*SHORT PROBLEM*:
Output the data below in full, byte for byte. Nothing may differ.

*STORED RECORDS*:
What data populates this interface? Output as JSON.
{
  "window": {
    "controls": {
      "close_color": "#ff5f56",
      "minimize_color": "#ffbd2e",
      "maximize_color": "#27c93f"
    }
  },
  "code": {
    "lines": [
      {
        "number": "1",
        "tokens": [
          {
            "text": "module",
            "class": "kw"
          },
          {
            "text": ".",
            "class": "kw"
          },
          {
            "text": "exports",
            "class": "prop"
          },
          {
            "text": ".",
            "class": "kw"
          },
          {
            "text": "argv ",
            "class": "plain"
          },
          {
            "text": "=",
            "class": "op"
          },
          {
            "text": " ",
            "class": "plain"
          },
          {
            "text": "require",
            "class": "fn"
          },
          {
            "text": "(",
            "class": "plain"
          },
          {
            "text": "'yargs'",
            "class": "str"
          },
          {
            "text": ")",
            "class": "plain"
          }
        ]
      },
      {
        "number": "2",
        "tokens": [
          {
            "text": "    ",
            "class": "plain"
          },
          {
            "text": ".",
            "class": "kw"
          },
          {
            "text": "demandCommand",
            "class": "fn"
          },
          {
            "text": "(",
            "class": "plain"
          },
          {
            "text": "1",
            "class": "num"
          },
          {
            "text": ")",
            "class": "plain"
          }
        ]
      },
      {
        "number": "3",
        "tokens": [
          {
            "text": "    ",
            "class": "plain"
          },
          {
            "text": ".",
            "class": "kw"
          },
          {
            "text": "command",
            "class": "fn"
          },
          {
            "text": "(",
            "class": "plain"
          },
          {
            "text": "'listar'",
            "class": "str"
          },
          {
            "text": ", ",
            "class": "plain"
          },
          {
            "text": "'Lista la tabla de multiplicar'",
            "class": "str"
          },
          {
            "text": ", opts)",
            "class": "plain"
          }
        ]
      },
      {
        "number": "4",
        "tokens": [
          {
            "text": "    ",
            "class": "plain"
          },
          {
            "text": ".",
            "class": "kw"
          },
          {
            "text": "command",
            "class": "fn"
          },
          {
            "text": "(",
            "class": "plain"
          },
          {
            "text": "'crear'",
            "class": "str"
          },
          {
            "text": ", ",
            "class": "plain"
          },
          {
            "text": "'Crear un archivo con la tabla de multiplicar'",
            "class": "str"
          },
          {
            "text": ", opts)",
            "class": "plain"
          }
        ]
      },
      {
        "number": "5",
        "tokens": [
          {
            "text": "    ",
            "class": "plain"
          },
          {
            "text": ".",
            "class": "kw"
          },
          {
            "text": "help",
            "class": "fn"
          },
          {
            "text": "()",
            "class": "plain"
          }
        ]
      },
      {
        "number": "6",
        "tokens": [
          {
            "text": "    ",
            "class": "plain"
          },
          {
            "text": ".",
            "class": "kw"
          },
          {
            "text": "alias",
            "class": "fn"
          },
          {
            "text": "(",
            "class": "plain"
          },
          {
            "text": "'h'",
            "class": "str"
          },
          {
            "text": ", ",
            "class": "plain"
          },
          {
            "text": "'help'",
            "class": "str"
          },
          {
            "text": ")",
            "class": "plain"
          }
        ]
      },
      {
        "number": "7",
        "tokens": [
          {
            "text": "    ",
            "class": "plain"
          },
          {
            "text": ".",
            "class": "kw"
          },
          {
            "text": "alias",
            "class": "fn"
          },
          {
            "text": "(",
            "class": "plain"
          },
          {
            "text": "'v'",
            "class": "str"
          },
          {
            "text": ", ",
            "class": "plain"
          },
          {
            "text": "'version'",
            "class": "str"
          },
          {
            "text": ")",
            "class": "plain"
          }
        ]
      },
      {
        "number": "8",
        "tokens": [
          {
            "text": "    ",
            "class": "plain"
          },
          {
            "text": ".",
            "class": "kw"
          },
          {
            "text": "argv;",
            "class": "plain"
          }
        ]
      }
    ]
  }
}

*OUTPUT OF THE TASK*:
What data populates this interface? Output as JSON.
{
  "window": {
    "controls": {
      "close_color": "#ff5f56",
      "minimize_color": "#ffbd2e",
      "maximize_color": "#27c93f"
    }
  },
  "code": {
    "lines": [
      {
        "number": "1",
        "tokens": [
          {
            "text": "module",
            "class": "kw"
          },
          {
            "text": ".",
            "class": "kw"
          },
          {
            "text": "exports",
            "class": "prop"
          },
          {
            "text": ".",
            "class": "kw"
          },
          {
            "text": "argv ",
            "class": "plain"
          },
          {
            "text": "=",
            "class": "op"
          },
          {
            "text": " ",
            "class": "plain"
          },
          {
            "text": "require",
            "class": "fn"
          },
          {
            "text": "(",
            "class": "plain"
          },
          {
            "text": "'yargs'",
            "class": "str"
          },
          {
            "text": ")",
            "class": "plain"
          }
        ]
      },
      {
        "number": "2",
        "tokens": [
          {
            "text": "    ",
            "class": "plain"
          },
          {
            "text": ".",
            "class": "kw"
          },
          {
            "text": "demandCommand",
            "class": "fn"
          },
          {
            "text": "(",
            "class": "plain"
          },
          {
            "text": "1",
            "class": "num"
          },
          {
            "text": ")",
            "class": "plain"
          }
        ]
      },
      {
        "number": "3",
        "tokens": [
          {
            "text": "    ",
            "class": "plain"
          },
          {
            "text": ".",
            "class": "kw"
          },
          {
            "text": "command",
            "class": "fn"
          },
          {
            "text": "(",
            "class": "plain"
          },
          {
            "text": "'listar'",
            "class": "str"
          },
          {
            "text": ", ",
            "class": "plain"
          },
          {
            "text": "'Lista la tabla de multiplicar'",
            "class": "str"
          },
          {
            "text": ", opts)",
            "class": "plain"
          }
        ]
      },
      {
        "number": "4",
        "tokens": [
          {
            "text": "    ",
            "class": "plain"
          },
          {
            "text": ".",
            "class": "kw"
          },
          {
            "text": "command",
            "class": "fn"
          },
          {
            "text": "(",
            "class": "plain"
          },
          {
            "text": "'crear'",
            "class": "str"
          },
          {
            "text": ", ",
            "class": "plain"
          },
          {
            "text": "'Crear un archivo con la tabla de multiplicar'",
            "class": "str"
          },
          {
            "text": ", opts)",
            "class": "plain"
          }
        ]
      },
      {
        "number": "5",
        "tokens": [
          {
            "text": "    ",
            "class": "plain"
          },
          {
            "text": ".",
            "class": "kw"
          },
          {
            "text": "help",
            "class": "fn"
          },
          {
            "text": "()",
            "class": "plain"
          }
        ]
      },
      {
        "number": "6",
        "tokens": [
          {
            "text": "    ",
            "class": "plain"
          },
          {
            "text": ".",
            "class": "kw"
          },
          {
            "text": "alias",
            "class": "fn"
          },
          {
            "text": "(",
            "class": "plain"
          },
          {
            "text": "'h'",
            "class": "str"
          },
          {
            "text": ", ",
            "class": "plain"
          },
          {
            "text": "'help'",
            "class": "str"
          },
          {
            "text": ")",
            "class": "plain"
          }
        ]
      },
      {
        "number": "7",
        "tokens": [
          {
            "text": "    ",
            "class": "plain"
          },
          {
            "text": ".",
            "class": "kw"
          },
          {
            "text": "alias",
            "class": "fn"
          },
          {
            "text": "(",
            "class": "plain"
          },
          {
            "text": "'v'",
            "class": "str"
          },
          {
            "text": ", ",
            "class": "plain"
          },
          {
            "text": "'version'",
            "class": "str"
          },
          {
            "text": ")",
            "class": "plain"
          }
        ]
      },
      {
        "number": "8",
        "tokens": [
          {
            "text": "    ",
            "class": "plain"
          },
          {
            "text": ".",
            "class": "kw"
          },
          {
            "text": "argv;",
            "class": "plain"
          }
        ]
      }
    ]
  }
}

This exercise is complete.